> [Work order]
Look for the word "fruit" in the material below, then report each line where it occurs.
Content starts
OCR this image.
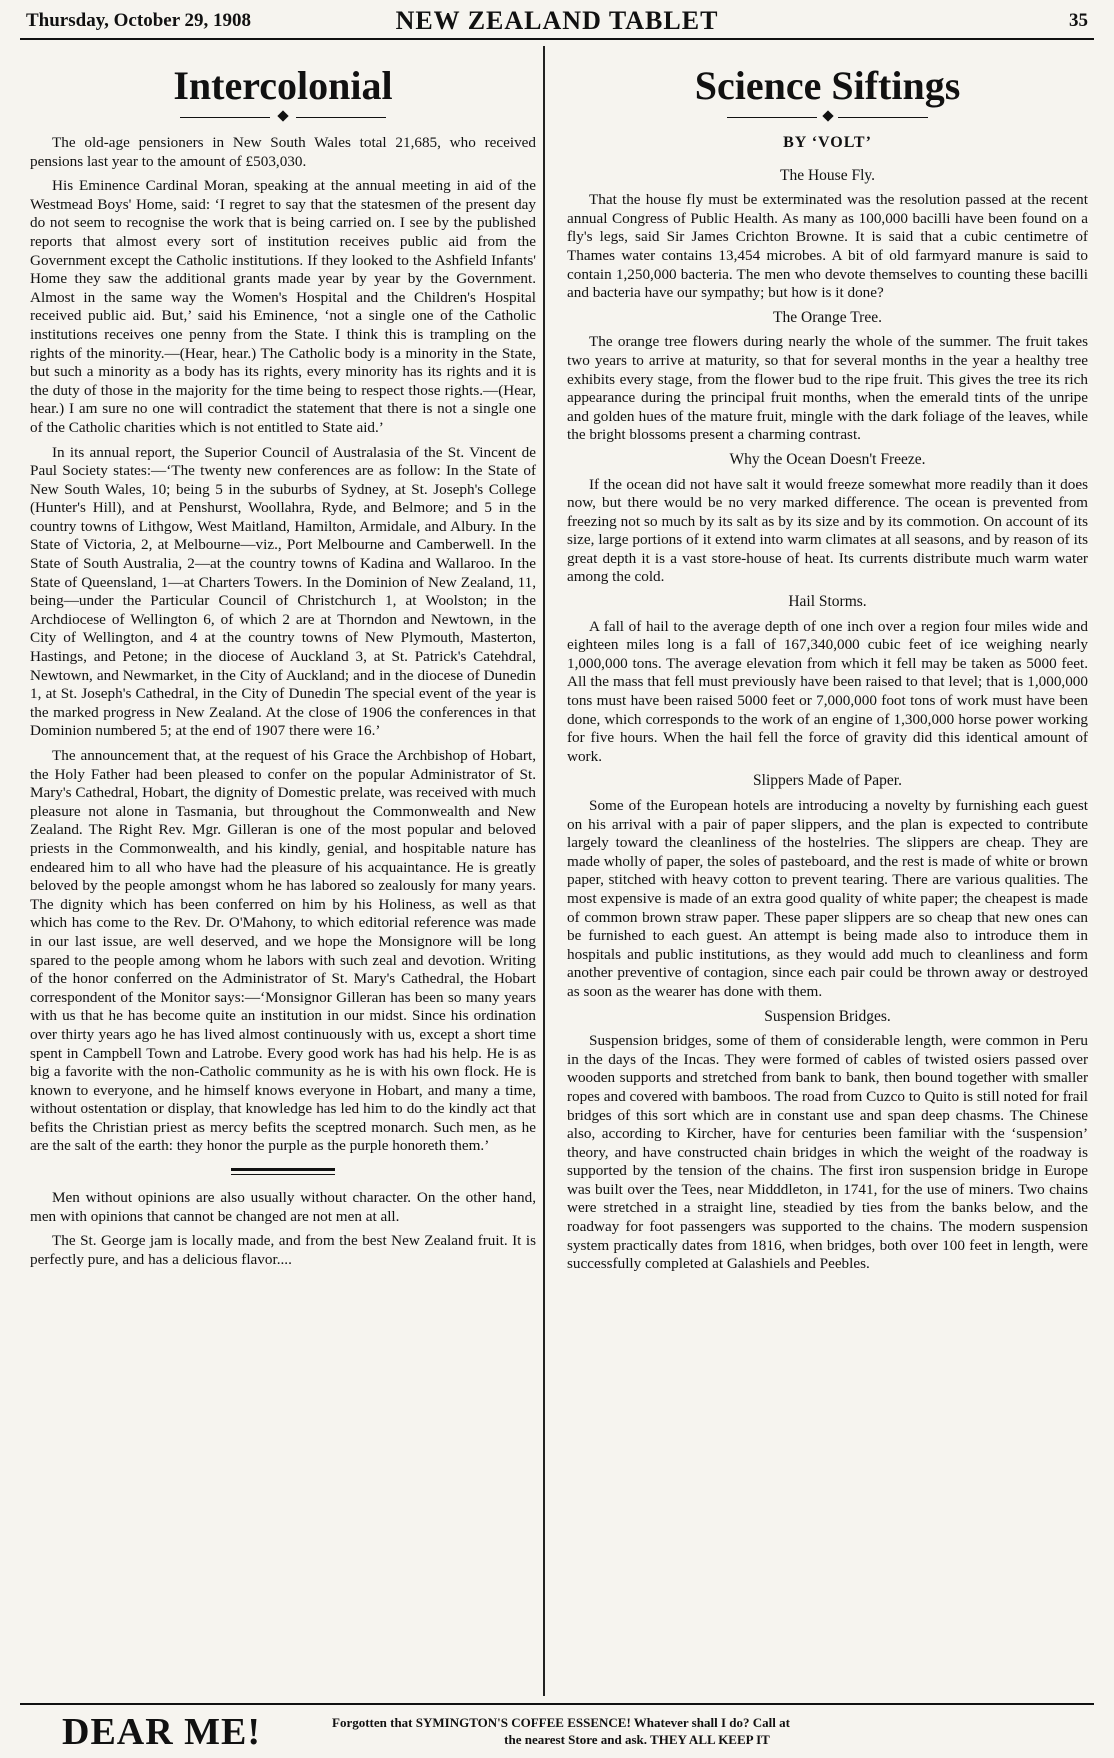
Thursday, October 29, 1908	NEW ZEALAND TABLET	35
Intercolonial

The old-age pensioners in New South Wales total 21,685, who received pensions last year to the amount of £503,030.

His Eminence Cardinal Moran, speaking at the annual meeting in aid of the Westmead Boys' Home, said: ‘I regret to say that the statesmen of the present day do not seem to recognise the work that is being carried on. I see by the published reports that almost every sort of institution receives public aid from the Government except the Catholic institutions. If they looked to the Ashfield Infants' Home they saw the additional grants made year by year by the Government. Almost in the same way the Women's Hospital and the Children's Hospital received public aid. But,’ said his Eminence, ‘not a single one of the Catholic institutions receives one penny from the State. I think this is trampling on the rights of the minority.—(Hear, hear.) The Catholic body is a minority in the State, but such a minority as a body has its rights, every minority has its rights and it is the duty of those in the majority for the time being to respect those rights.—(Hear, hear.) I am sure no one will contradict the statement that there is not a single one of the Catholic charities which is not entitled to State aid.’

In its annual report, the Superior Council of Australasia of the St. Vincent de Paul Society states:—‘The twenty new conferences are as follow: In the State of New South Wales, 10; being 5 in the suburbs of Sydney, at St. Joseph's College (Hunter's Hill), and at Penshurst, Woollahra, Ryde, and Belmore; and 5 in the country towns of Lithgow, West Maitland, Hamilton, Armidale, and Albury. In the State of Victoria, 2, at Melbourne—viz., Port Melbourne and Camberwell. In the State of South Australia, 2—at the country towns of Kadina and Wallaroo. In the State of Queensland, 1—at Charters Towers. In the Dominion of New Zealand, 11, being—under the Particular Council of Christchurch 1, at Woolston; in the Archdiocese of Wellington 6, of which 2 are at Thorndon and Newtown, in the City of Wellington, and 4 at the country towns of New Plymouth, Masterton, Hastings, and Petone; in the diocese of Auckland 3, at St. Patrick's Catehdral, Newtown, and Newmarket, in the City of Auckland; and in the diocese of Dunedin 1, at St. Joseph's Cathedral, in the City of Dunedin The special event of the year is the marked progress in New Zealand. At the close of 1906 the conferences in that Dominion numbered 5; at the end of 1907 there were 16.’

The announcement that, at the request of his Grace the Archbishop of Hobart, the Holy Father had been pleased to confer on the popular Administrator of St. Mary's Cathedral, Hobart, the dignity of Domestic prelate, was received with much pleasure not alone in Tasmania, but throughout the Commonwealth and New Zealand. The Right Rev. Mgr. Gilleran is one of the most popular and beloved priests in the Commonwealth, and his kindly, genial, and hospitable nature has endeared him to all who have had the pleasure of his acquaintance. He is greatly beloved by the people amongst whom he has labored so zealously for many years. The dignity which has been conferred on him by his Holiness, as well as that which has come to the Rev. Dr. O'Mahony, to which editorial reference was made in our last issue, are well deserved, and we hope the Monsignore will be long spared to the people among whom he labors with such zeal and devotion. Writing of the honor conferred on the Administrator of St. Mary's Cathedral, the Hobart correspondent of the Monitor says:—‘Monsignor Gilleran has been so many years with us that he has become quite an institution in our midst. Since his ordination over thirty years ago he has lived almost continuously with us, except a short time spent in Campbell Town and Latrobe. Every good work has had his help. He is as big a favorite with the non-Catholic community as he is with his own flock. He is known to everyone, and he himself knows everyone in Hobart, and many a time, without ostentation or display, that knowledge has led him to do the kindly act that befits the Christian priest as mercy befits the sceptred monarch. Such men, as he are the salt of the earth: they honor the purple as the purple honoreth them.’

Men without opinions are also usually without character. On the other hand, men with opinions that cannot be changed are not men at all.

The St. George jam is locally made, and from the best New Zealand fruit. It is perfectly pure, and has a delicious flavor....

Science Siftings
BY ‘VOLT’
The House Fly.

That the house fly must be exterminated was the resolution passed at the recent annual Congress of Public Health. As many as 100,000 bacilli have been found on a fly's legs, said Sir James Crichton Browne. It is said that a cubic centimetre of Thames water contains 13,454 microbes. A bit of old farmyard manure is said to contain 1,250,000 bacteria. The men who devote themselves to counting these bacilli and bacteria have our sympathy; but how is it done?

The Orange Tree.

The orange tree flowers during nearly the whole of the summer. The fruit takes two years to arrive at maturity, so that for several months in the year a healthy tree exhibits every stage, from the flower bud to the ripe fruit. This gives the tree its rich appearance during the principal fruit months, when the emerald tints of the unripe and golden hues of the mature fruit, mingle with the dark foliage of the leaves, while the bright blossoms present a charming contrast.

Why the Ocean Doesn't Freeze.

If the ocean did not have salt it would freeze somewhat more readily than it does now, but there would be no very marked difference. The ocean is prevented from freezing not so much by its salt as by its size and by its commotion. On account of its size, large portions of it extend into warm climates at all seasons, and by reason of its great depth it is a vast store-house of heat. Its currents distribute much warm water among the cold.

Hail Storms.

A fall of hail to the average depth of one inch over a region four miles wide and eighteen miles long is a fall of 167,340,000 cubic feet of ice weighing nearly 1,000,000 tons. The average elevation from which it fell may be taken as 5000 feet. All the mass that fell must previously have been raised to that level; that is 1,000,000 tons must have been raised 5000 feet or 7,000,000 foot tons of work must have been done, which corresponds to the work of an engine of 1,300,000 horse power working for five hours. When the hail fell the force of gravity did this identical amount of work.

Slippers Made of Paper.

Some of the European hotels are introducing a novelty by furnishing each guest on his arrival with a pair of paper slippers, and the plan is expected to contribute largely toward the cleanliness of the hostelries. The slippers are cheap. They are made wholly of paper, the soles of pasteboard, and the rest is made of white or brown paper, stitched with heavy cotton to prevent tearing. There are various qualities. The most expensive is made of an extra good quality of white paper; the cheapest is made of common brown straw paper. These paper slippers are so cheap that new ones can be furnished to each guest. An attempt is being made also to introduce them in hospitals and public institutions, as they would add much to cleanliness and form another preventive of contagion, since each pair could be thrown away or destroyed as soon as the wearer has done with them.

Suspension Bridges.

Suspension bridges, some of them of considerable length, were common in Peru in the days of the Incas. They were formed of cables of twisted osiers passed over wooden supports and stretched from bank to bank, then bound together with smaller ropes and covered with bamboos. The road from Cuzco to Quito is still noted for frail bridges of this sort which are in constant use and span deep chasms. The Chinese also, according to Kircher, have for centuries been familiar with the ‘suspension’ theory, and have constructed chain bridges in which the weight of the roadway is supported by the tension of the chains. The first iron suspension bridge in Europe was built over the Tees, near Midddleton, in 1741, for the use of miners. Two chains were stretched in a straight line, steadied by ties from the banks below, and the roadway for foot passengers was supported to the chains. The modern suspension system practically dates from 1816, when bridges, both over 100 feet in length, were successfully completed at Galashiels and Peebles.

DEAR ME!	Forgotten that SYMINGTON'S COFFEE ESSENCE! Whatever shall I do? Call at
the nearest Store and ask. THEY ALL KEEP IT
Content ends
> [Your response]
The St. George jam is locally made, and from the best New Zealand fruit. It is perfectly pure, and has a delicious flavor....
The orange tree flowers during nearly the whole of the summer. The fruit takes two years to arrive at maturity, so that for several months in the year a healthy tree exhibits every stage, from the flower bud to the ripe fruit. This gives the tree its rich appearance during the principal fruit months, when the emerald tints of the unripe and golden hues of the mature fruit, mingle with the dark foliage of the leaves, while the bright blossoms present a charming contrast.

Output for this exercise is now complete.